(A block of data)
════════════════

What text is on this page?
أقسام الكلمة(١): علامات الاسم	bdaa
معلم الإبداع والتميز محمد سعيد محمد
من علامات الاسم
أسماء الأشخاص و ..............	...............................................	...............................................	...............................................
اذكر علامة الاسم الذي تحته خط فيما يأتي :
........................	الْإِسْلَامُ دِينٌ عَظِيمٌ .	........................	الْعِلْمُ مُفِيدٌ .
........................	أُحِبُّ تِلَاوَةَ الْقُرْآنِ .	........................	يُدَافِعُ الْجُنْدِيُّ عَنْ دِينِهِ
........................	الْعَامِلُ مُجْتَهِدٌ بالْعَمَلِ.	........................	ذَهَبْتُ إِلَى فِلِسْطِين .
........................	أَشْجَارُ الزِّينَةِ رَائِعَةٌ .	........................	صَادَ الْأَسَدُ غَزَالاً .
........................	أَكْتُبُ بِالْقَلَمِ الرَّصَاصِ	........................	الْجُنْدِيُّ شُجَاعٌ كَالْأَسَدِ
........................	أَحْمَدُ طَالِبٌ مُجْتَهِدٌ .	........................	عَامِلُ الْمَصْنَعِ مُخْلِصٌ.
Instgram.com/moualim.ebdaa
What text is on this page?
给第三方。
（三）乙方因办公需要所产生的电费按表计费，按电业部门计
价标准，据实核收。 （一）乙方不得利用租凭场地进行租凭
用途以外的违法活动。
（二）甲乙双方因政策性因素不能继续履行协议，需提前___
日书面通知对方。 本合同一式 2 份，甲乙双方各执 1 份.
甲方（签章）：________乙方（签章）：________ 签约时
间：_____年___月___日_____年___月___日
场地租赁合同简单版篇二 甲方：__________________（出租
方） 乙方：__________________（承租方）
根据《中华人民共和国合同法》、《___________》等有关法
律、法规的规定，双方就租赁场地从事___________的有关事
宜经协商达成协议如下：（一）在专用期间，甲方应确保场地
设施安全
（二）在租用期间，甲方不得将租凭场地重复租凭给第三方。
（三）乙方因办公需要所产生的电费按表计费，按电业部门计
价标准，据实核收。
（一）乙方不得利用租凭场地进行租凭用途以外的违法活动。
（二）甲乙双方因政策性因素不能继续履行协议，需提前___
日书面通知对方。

════════════════

> Task instructions
Extract the listing in its entirety and repeat it exactly.

> Response to this exercise
What text is on this page?
أقسام الكلمة(١): علامات الاسم	bdaa
معلم الإبداع والتميز محمد سعيد محمد
من علامات الاسم
أسماء الأشخاص و ..............	...............................................	...............................................	...............................................
اذكر علامة الاسم الذي تحته خط فيما يأتي :
........................	الْإِسْلَامُ دِينٌ عَظِيمٌ .	........................	الْعِلْمُ مُفِيدٌ .
........................	أُحِبُّ تِلَاوَةَ الْقُرْآنِ .	........................	يُدَافِعُ الْجُنْدِيُّ عَنْ دِينِهِ
........................	الْعَامِلُ مُجْتَهِدٌ بالْعَمَلِ.	........................	ذَهَبْتُ إِلَى فِلِسْطِين .
........................	أَشْجَارُ الزِّينَةِ رَائِعَةٌ .	........................	صَادَ الْأَسَدُ غَزَالاً .
........................	أَكْتُبُ بِالْقَلَمِ الرَّصَاصِ	........................	الْجُنْدِيُّ شُجَاعٌ كَالْأَسَدِ
........................	أَحْمَدُ طَالِبٌ مُجْتَهِدٌ .	........................	عَامِلُ الْمَصْنَعِ مُخْلِصٌ.
Instgram.com/moualim.ebdaa
What text is on this page?
给第三方。
（三）乙方因办公需要所产生的电费按表计费，按电业部门计
价标准，据实核收。 （一）乙方不得利用租凭场地进行租凭
用途以外的违法活动。
（二）甲乙双方因政策性因素不能继续履行协议，需提前___
日书面通知对方。 本合同一式 2 份，甲乙双方各执 1 份.
甲方（签章）：________乙方（签章）：________ 签约时
间：_____年___月___日_____年___月___日
场地租赁合同简单版篇二 甲方：__________________（出租
方） 乙方：__________________（承租方）
根据《中华人民共和国合同法》、《___________》等有关法
律、法规的规定，双方就租赁场地从事___________的有关事
宜经协商达成协议如下：（一）在专用期间，甲方应确保场地
设施安全
（二）在租用期间，甲方不得将租凭场地重复租凭给第三方。
（三）乙方因办公需要所产生的电费按表计费，按电业部门计
价标准，据实核收。
（一）乙方不得利用租凭场地进行租凭用途以外的违法活动。
（二）甲乙双方因政策性因素不能继续履行协议，需提前___
日书面通知对方。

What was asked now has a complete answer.